INFORMATION PROVIDED:

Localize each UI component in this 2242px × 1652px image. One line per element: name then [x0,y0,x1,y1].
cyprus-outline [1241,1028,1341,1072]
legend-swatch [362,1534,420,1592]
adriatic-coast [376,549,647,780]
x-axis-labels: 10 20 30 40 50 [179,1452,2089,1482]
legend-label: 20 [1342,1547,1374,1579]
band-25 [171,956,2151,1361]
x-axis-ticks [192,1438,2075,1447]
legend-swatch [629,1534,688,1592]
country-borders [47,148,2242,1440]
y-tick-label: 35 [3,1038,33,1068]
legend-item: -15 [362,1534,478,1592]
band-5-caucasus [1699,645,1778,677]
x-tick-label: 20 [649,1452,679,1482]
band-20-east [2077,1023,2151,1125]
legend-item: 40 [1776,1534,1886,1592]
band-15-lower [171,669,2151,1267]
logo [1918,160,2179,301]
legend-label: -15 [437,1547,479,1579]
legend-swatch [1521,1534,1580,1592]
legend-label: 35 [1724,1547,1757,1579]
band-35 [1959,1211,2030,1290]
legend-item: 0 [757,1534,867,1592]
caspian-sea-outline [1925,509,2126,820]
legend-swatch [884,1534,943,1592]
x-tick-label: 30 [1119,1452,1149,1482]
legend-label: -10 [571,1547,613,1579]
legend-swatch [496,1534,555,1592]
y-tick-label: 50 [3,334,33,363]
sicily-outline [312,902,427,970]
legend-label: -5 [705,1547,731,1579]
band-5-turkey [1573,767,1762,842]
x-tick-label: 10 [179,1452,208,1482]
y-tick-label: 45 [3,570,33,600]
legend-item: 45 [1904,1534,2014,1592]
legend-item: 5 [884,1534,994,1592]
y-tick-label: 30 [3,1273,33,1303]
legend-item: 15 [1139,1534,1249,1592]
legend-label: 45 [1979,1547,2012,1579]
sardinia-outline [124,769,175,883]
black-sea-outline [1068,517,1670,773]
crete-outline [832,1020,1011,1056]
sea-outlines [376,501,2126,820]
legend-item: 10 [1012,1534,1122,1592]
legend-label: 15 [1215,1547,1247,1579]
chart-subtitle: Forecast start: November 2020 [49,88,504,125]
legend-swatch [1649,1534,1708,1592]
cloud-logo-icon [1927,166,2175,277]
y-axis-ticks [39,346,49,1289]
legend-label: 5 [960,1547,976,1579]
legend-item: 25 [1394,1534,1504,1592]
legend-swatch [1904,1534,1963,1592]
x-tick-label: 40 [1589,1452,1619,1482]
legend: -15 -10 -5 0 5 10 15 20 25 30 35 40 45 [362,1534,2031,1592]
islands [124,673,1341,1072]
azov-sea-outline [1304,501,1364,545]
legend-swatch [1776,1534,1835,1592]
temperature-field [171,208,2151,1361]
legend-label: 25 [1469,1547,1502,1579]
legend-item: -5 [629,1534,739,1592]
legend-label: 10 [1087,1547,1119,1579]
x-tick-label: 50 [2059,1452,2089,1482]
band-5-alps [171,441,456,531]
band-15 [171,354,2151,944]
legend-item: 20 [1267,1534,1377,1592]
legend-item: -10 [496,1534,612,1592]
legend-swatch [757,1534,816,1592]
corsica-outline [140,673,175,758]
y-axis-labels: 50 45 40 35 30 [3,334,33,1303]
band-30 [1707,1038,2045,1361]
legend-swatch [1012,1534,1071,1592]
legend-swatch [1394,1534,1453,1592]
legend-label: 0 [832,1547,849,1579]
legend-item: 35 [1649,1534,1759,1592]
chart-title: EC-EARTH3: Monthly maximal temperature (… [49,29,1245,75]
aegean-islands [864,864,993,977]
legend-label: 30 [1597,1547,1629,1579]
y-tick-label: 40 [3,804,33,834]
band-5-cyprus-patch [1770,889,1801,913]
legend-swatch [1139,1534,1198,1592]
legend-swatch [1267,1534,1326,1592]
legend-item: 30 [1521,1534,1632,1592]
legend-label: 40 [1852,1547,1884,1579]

YOUR TASK: Rewrite all of the material above, changing every "legend-swatch" to "color-chip" and leaving everything else as it is.

OUTPUT BELOW:
Localize each UI component in this 2242px × 1652px image. One line per element: name then [x0,y0,x1,y1].
cyprus-outline [1241,1028,1341,1072]
color-chip [362,1534,420,1592]
adriatic-coast [376,549,647,780]
x-axis-labels: 10 20 30 40 50 [179,1452,2089,1482]
legend-label: 20 [1342,1547,1374,1579]
band-25 [171,956,2151,1361]
x-axis-ticks [192,1438,2075,1447]
color-chip [629,1534,688,1592]
country-borders [47,148,2242,1440]
y-tick-label: 35 [3,1038,33,1068]
legend-item: -15 [362,1534,478,1592]
band-5-caucasus [1699,645,1778,677]
x-tick-label: 20 [649,1452,679,1482]
band-20-east [2077,1023,2151,1125]
legend-item: 40 [1776,1534,1886,1592]
band-15-lower [171,669,2151,1267]
logo [1918,160,2179,301]
legend-label: -15 [437,1547,479,1579]
color-chip [1521,1534,1580,1592]
legend-label: 35 [1724,1547,1757,1579]
band-35 [1959,1211,2030,1290]
legend-item: 0 [757,1534,867,1592]
caspian-sea-outline [1925,509,2126,820]
color-chip [884,1534,943,1592]
x-tick-label: 30 [1119,1452,1149,1482]
legend-label: -10 [571,1547,613,1579]
color-chip [496,1534,555,1592]
y-tick-label: 50 [3,334,33,363]
sicily-outline [312,902,427,970]
legend-label: -5 [705,1547,731,1579]
band-5-turkey [1573,767,1762,842]
x-tick-label: 10 [179,1452,208,1482]
y-tick-label: 45 [3,570,33,600]
legend-item: 45 [1904,1534,2014,1592]
legend-item: 5 [884,1534,994,1592]
y-tick-label: 30 [3,1273,33,1303]
legend-item: 15 [1139,1534,1249,1592]
legend-label: 45 [1979,1547,2012,1579]
sardinia-outline [124,769,175,883]
black-sea-outline [1068,517,1670,773]
crete-outline [832,1020,1011,1056]
sea-outlines [376,501,2126,820]
legend-item: 10 [1012,1534,1122,1592]
legend-label: 15 [1215,1547,1247,1579]
chart-subtitle: Forecast start: November 2020 [49,88,504,125]
color-chip [1649,1534,1708,1592]
cloud-logo-icon [1927,166,2175,277]
y-axis-ticks [39,346,49,1289]
legend-label: 5 [960,1547,976,1579]
legend-item: 25 [1394,1534,1504,1592]
color-chip [1904,1534,1963,1592]
x-tick-label: 40 [1589,1452,1619,1482]
legend: -15 -10 -5 0 5 10 15 20 25 30 35 40 45 [362,1534,2031,1592]
islands [124,673,1341,1072]
azov-sea-outline [1304,501,1364,545]
color-chip [1776,1534,1835,1592]
temperature-field [171,208,2151,1361]
legend-label: 25 [1469,1547,1502,1579]
legend-item: -5 [629,1534,739,1592]
legend-label: 10 [1087,1547,1119,1579]
x-tick-label: 50 [2059,1452,2089,1482]
band-5-alps [171,441,456,531]
band-15 [171,354,2151,944]
legend-item: 20 [1267,1534,1377,1592]
legend-item: -10 [496,1534,612,1592]
color-chip [757,1534,816,1592]
corsica-outline [140,673,175,758]
y-axis-labels: 50 45 40 35 30 [3,334,33,1303]
band-30 [1707,1038,2045,1361]
color-chip [1012,1534,1071,1592]
color-chip [1394,1534,1453,1592]
legend-label: 0 [832,1547,849,1579]
legend-item: 35 [1649,1534,1759,1592]
chart-title: EC-EARTH3: Monthly maximal temperature (… [49,29,1245,75]
aegean-islands [864,864,993,977]
legend-label: 30 [1597,1547,1629,1579]
y-tick-label: 40 [3,804,33,834]
band-5-cyprus-patch [1770,889,1801,913]
color-chip [1139,1534,1198,1592]
color-chip [1267,1534,1326,1592]
legend-item: 30 [1521,1534,1632,1592]
legend-label: 40 [1852,1547,1884,1579]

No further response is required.